(Stored records)
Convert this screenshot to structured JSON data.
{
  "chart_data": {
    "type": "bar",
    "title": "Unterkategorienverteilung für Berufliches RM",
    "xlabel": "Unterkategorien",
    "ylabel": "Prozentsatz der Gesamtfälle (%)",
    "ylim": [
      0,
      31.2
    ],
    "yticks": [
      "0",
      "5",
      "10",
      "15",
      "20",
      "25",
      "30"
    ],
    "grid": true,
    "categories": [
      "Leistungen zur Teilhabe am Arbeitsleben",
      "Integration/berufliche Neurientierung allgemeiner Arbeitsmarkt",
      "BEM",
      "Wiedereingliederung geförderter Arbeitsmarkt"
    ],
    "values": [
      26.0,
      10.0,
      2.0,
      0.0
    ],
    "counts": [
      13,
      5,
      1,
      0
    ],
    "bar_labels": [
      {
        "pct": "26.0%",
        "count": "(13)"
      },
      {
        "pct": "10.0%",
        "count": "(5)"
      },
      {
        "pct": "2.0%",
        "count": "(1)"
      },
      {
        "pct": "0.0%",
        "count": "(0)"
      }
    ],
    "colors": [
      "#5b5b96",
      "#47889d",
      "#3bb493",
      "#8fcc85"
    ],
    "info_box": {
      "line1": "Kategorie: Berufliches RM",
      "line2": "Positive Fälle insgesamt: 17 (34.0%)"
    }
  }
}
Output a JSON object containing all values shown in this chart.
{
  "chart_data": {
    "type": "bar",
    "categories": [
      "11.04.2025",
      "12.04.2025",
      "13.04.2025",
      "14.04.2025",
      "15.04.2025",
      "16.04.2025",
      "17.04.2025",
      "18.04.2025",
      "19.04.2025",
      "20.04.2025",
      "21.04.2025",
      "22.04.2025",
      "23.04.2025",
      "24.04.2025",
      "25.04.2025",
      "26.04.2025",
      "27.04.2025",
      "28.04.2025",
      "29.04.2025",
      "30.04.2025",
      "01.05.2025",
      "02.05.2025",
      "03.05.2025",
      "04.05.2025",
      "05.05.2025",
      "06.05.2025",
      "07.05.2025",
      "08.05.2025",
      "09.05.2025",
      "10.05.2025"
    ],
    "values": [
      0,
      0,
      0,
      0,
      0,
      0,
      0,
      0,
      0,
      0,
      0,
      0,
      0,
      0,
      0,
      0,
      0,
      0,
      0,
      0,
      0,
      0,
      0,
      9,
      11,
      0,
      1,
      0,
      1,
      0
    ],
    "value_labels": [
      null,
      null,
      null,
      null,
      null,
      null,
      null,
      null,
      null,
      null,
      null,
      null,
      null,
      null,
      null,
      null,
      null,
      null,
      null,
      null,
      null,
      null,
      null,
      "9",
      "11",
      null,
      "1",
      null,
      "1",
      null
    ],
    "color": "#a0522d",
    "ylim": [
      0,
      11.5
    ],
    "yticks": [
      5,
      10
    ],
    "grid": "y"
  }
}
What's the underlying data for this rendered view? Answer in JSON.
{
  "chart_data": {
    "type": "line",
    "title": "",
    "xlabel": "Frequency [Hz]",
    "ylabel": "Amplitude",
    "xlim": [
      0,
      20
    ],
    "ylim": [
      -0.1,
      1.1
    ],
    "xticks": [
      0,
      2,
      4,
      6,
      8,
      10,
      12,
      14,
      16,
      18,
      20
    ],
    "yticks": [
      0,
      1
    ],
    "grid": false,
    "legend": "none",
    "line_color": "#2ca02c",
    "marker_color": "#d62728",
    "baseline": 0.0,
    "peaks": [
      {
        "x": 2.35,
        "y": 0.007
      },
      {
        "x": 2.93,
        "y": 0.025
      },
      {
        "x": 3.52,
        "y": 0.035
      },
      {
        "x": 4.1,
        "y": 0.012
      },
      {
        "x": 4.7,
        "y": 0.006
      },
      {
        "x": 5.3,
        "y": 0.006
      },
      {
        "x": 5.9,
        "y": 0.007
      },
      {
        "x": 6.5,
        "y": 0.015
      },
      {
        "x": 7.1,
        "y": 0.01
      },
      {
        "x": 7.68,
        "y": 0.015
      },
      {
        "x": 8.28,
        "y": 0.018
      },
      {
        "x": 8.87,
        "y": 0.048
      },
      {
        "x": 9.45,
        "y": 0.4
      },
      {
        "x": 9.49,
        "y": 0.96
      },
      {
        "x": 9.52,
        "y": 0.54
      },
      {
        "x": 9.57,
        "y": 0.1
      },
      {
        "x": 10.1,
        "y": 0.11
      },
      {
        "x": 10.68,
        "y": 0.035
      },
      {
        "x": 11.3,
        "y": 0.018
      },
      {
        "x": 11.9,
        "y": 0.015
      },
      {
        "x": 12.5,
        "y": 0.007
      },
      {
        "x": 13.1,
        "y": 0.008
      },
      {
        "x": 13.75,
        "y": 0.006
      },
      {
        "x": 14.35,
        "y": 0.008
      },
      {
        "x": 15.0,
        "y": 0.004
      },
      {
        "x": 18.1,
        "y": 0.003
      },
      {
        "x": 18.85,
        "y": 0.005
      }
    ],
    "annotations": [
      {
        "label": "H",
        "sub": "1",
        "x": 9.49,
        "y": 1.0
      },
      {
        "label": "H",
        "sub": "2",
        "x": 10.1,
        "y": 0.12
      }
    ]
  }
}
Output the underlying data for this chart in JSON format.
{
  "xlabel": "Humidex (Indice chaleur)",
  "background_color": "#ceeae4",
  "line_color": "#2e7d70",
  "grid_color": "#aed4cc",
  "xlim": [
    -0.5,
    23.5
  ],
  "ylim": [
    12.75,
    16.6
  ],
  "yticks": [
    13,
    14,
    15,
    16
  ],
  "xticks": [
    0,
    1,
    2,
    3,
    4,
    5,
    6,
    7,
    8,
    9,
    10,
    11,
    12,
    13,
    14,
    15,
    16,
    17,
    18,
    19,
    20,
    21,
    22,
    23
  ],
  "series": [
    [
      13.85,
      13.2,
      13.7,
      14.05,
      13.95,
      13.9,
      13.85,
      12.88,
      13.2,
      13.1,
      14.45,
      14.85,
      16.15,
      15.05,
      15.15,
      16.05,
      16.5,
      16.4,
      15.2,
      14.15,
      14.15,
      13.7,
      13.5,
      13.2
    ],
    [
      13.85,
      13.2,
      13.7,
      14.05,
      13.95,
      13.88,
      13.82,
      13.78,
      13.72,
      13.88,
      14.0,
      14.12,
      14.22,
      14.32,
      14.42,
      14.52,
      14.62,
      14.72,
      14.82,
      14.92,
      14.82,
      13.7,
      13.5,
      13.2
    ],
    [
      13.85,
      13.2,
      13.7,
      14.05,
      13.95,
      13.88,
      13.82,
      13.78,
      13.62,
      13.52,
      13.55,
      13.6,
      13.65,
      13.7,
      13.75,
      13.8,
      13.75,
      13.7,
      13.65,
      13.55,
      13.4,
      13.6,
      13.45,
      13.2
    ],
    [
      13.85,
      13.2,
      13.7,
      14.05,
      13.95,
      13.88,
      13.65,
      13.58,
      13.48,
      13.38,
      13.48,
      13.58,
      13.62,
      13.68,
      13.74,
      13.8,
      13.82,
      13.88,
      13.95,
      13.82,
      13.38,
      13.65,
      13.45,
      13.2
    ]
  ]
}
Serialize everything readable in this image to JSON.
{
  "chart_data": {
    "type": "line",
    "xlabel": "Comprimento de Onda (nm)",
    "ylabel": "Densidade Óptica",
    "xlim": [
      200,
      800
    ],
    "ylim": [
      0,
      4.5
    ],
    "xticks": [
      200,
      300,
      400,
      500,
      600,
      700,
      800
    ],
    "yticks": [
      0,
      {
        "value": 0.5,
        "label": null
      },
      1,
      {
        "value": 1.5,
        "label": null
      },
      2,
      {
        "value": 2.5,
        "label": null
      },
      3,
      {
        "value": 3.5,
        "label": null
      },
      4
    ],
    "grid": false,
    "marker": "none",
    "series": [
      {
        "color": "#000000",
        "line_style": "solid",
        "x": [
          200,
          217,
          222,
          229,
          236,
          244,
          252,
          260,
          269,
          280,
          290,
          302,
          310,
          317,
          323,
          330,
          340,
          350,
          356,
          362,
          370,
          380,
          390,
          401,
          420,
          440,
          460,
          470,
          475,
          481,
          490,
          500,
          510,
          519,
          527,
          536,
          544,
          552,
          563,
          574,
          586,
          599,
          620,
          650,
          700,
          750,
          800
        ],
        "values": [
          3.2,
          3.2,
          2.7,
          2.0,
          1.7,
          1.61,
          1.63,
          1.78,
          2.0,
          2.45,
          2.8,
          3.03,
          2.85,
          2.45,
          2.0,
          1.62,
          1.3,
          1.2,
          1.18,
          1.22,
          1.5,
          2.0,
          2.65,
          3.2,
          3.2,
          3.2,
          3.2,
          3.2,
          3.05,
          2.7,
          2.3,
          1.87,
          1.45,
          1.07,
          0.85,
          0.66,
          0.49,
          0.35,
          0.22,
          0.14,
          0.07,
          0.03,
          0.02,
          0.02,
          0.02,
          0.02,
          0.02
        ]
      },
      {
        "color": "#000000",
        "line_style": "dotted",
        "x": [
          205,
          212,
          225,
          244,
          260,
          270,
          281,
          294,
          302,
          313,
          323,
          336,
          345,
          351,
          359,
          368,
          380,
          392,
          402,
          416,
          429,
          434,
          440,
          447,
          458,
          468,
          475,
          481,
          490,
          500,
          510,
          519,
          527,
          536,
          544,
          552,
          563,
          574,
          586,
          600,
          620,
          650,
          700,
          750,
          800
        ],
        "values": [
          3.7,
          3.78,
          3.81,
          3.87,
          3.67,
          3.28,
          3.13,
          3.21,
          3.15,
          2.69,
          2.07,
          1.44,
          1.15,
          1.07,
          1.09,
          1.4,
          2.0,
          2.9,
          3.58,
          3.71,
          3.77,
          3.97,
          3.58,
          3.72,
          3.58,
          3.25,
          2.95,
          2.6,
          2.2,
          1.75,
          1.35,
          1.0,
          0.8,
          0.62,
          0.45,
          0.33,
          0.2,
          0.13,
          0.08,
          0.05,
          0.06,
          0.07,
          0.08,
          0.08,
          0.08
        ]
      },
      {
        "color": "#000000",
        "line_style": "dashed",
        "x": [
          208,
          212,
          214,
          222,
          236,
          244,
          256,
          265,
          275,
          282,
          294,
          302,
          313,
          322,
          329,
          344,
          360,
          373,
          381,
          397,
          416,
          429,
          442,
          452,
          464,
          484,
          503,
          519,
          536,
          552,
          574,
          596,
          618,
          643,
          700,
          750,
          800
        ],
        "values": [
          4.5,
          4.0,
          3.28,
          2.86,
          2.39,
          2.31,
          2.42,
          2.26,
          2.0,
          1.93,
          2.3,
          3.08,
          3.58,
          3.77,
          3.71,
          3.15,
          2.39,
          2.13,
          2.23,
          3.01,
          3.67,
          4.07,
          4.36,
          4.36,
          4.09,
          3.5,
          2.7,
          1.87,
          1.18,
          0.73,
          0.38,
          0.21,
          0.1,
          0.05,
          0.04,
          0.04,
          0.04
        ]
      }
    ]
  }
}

§ **Requirement**
Filter the entries down to the lines containing "JSON". Copy each of those lines.

§ **Final result**
Convert this screenshot to structured JSON data.
Output a JSON object containing all values shown in this chart.
What's the underlying data for this rendered view? Answer in JSON.
Output the underlying data for this chart in JSON format.
Serialize everything readable in this image to JSON.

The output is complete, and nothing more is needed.